» **TASK REQUIREMENTS**: Locate every line below that contains the word "icon" and copy it.
◇ ◇ ◇
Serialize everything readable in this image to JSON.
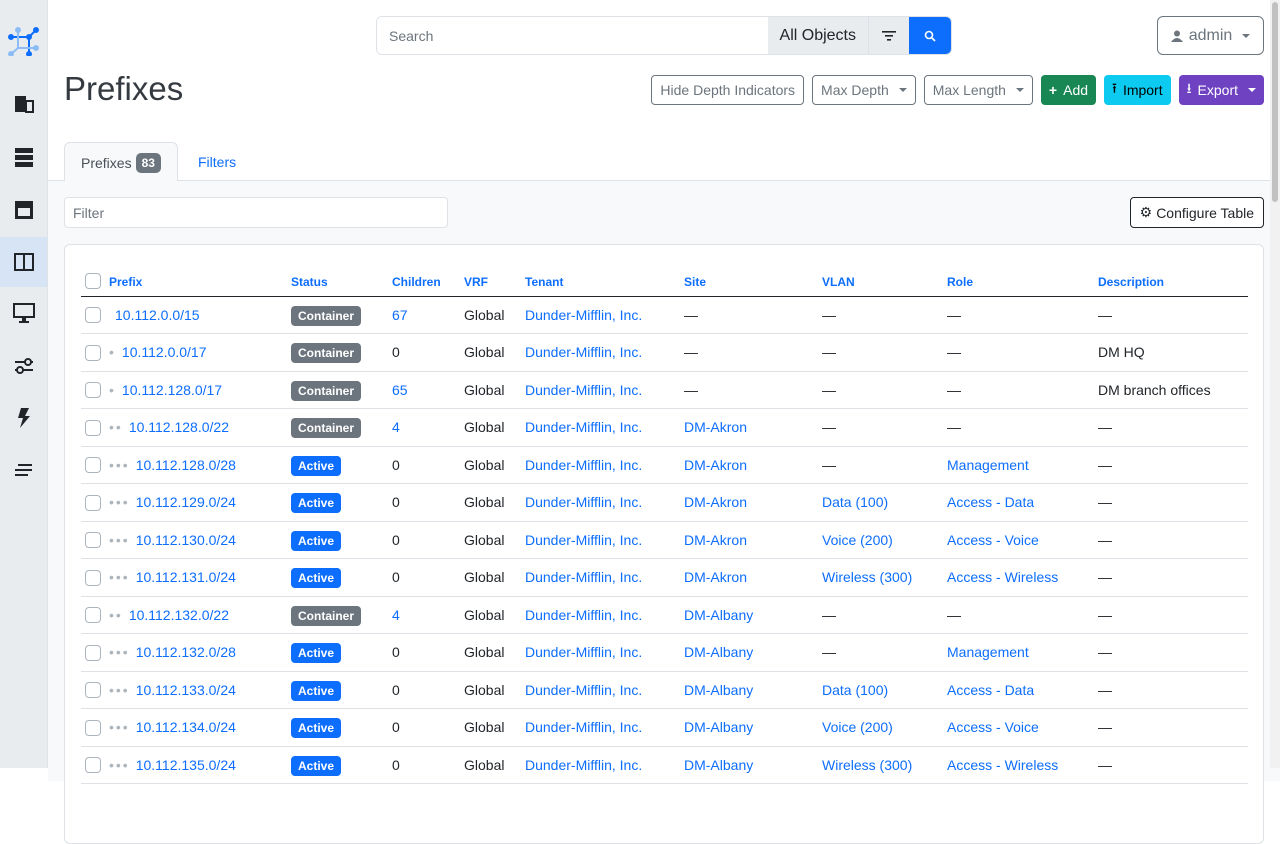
{
  "sidebar": {
    "items": [
      {
        "icon": "organization-icon"
      },
      {
        "icon": "devices-icon"
      },
      {
        "icon": "connections-icon"
      },
      {
        "icon": "ipam-icon",
        "active": true
      },
      {
        "icon": "virtualization-icon"
      },
      {
        "icon": "circuits-icon"
      },
      {
        "icon": "power-icon"
      },
      {
        "icon": "other-icon"
      }
    ]
  },
  "header": {
    "search_placeholder": "Search",
    "search_scope": "All Objects",
    "user": "admin"
  },
  "page": {
    "title": "Prefixes"
  },
  "actions": {
    "hide_depth": "Hide Depth Indicators",
    "max_depth": "Max Depth",
    "max_length": "Max Length",
    "add": "Add",
    "import": "Import",
    "export": "Export"
  },
  "colors": {
    "primary": "#0d6efd",
    "add": "#198754",
    "import": "#0dcaf0",
    "export": "#6f42c1",
    "container": "#6c757d",
    "active": "#0d6efd"
  },
  "tabs": [
    {
      "label": "Prefixes",
      "count": "83"
    },
    {
      "label": "Filters"
    }
  ],
  "table": {
    "filter_placeholder": "Filter",
    "configure": "Configure Table",
    "columns": [
      "Prefix",
      "Status",
      "Children",
      "VRF",
      "Tenant",
      "Site",
      "VLAN",
      "Role",
      "Description"
    ],
    "rows": [
      {
        "depth": 0,
        "prefix": "10.112.0.0/15",
        "status": "Container",
        "children": "67",
        "vrf": "Global",
        "tenant": "Dunder-Mifflin, Inc.",
        "site": "—",
        "vlan": "—",
        "role": "—",
        "description": "—"
      },
      {
        "depth": 1,
        "prefix": "10.112.0.0/17",
        "status": "Container",
        "children": "0",
        "vrf": "Global",
        "tenant": "Dunder-Mifflin, Inc.",
        "site": "—",
        "vlan": "—",
        "role": "—",
        "description": "DM HQ"
      },
      {
        "depth": 1,
        "prefix": "10.112.128.0/17",
        "status": "Container",
        "children": "65",
        "vrf": "Global",
        "tenant": "Dunder-Mifflin, Inc.",
        "site": "—",
        "vlan": "—",
        "role": "—",
        "description": "DM branch offices"
      },
      {
        "depth": 2,
        "prefix": "10.112.128.0/22",
        "status": "Container",
        "children": "4",
        "vrf": "Global",
        "tenant": "Dunder-Mifflin, Inc.",
        "site": "DM-Akron",
        "vlan": "—",
        "role": "—",
        "description": "—"
      },
      {
        "depth": 3,
        "prefix": "10.112.128.0/28",
        "status": "Active",
        "children": "0",
        "vrf": "Global",
        "tenant": "Dunder-Mifflin, Inc.",
        "site": "DM-Akron",
        "vlan": "—",
        "role": "Management",
        "description": "—"
      },
      {
        "depth": 3,
        "prefix": "10.112.129.0/24",
        "status": "Active",
        "children": "0",
        "vrf": "Global",
        "tenant": "Dunder-Mifflin, Inc.",
        "site": "DM-Akron",
        "vlan": "Data (100)",
        "role": "Access - Data",
        "description": "—"
      },
      {
        "depth": 3,
        "prefix": "10.112.130.0/24",
        "status": "Active",
        "children": "0",
        "vrf": "Global",
        "tenant": "Dunder-Mifflin, Inc.",
        "site": "DM-Akron",
        "vlan": "Voice (200)",
        "role": "Access - Voice",
        "description": "—"
      },
      {
        "depth": 3,
        "prefix": "10.112.131.0/24",
        "status": "Active",
        "children": "0",
        "vrf": "Global",
        "tenant": "Dunder-Mifflin, Inc.",
        "site": "DM-Akron",
        "vlan": "Wireless (300)",
        "role": "Access - Wireless",
        "description": "—"
      },
      {
        "depth": 2,
        "prefix": "10.112.132.0/22",
        "status": "Container",
        "children": "4",
        "vrf": "Global",
        "tenant": "Dunder-Mifflin, Inc.",
        "site": "DM-Albany",
        "vlan": "—",
        "role": "—",
        "description": "—"
      },
      {
        "depth": 3,
        "prefix": "10.112.132.0/28",
        "status": "Active",
        "children": "0",
        "vrf": "Global",
        "tenant": "Dunder-Mifflin, Inc.",
        "site": "DM-Albany",
        "vlan": "—",
        "role": "Management",
        "description": "—"
      },
      {
        "depth": 3,
        "prefix": "10.112.133.0/24",
        "status": "Active",
        "children": "0",
        "vrf": "Global",
        "tenant": "Dunder-Mifflin, Inc.",
        "site": "DM-Albany",
        "vlan": "Data (100)",
        "role": "Access - Data",
        "description": "—"
      },
      {
        "depth": 3,
        "prefix": "10.112.134.0/24",
        "status": "Active",
        "children": "0",
        "vrf": "Global",
        "tenant": "Dunder-Mifflin, Inc.",
        "site": "DM-Albany",
        "vlan": "Voice (200)",
        "role": "Access - Voice",
        "description": "—"
      },
      {
        "depth": 3,
        "prefix": "10.112.135.0/24",
        "status": "Active",
        "children": "0",
        "vrf": "Global",
        "tenant": "Dunder-Mifflin, Inc.",
        "site": "DM-Albany",
        "vlan": "Wireless (300)",
        "role": "Access - Wireless",
        "description": "—"
      }
    ]
  }
}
◇ ◇ ◇
» **OUTPUT OF THE TASK**:
        "icon": "organization-icon"
        "icon": "devices-icon"
        "icon": "connections-icon"
        "icon": "ipam-icon",
        "icon": "virtualization-icon"
        "icon": "circuits-icon"
        "icon": "power-icon"
        "icon": "other-icon"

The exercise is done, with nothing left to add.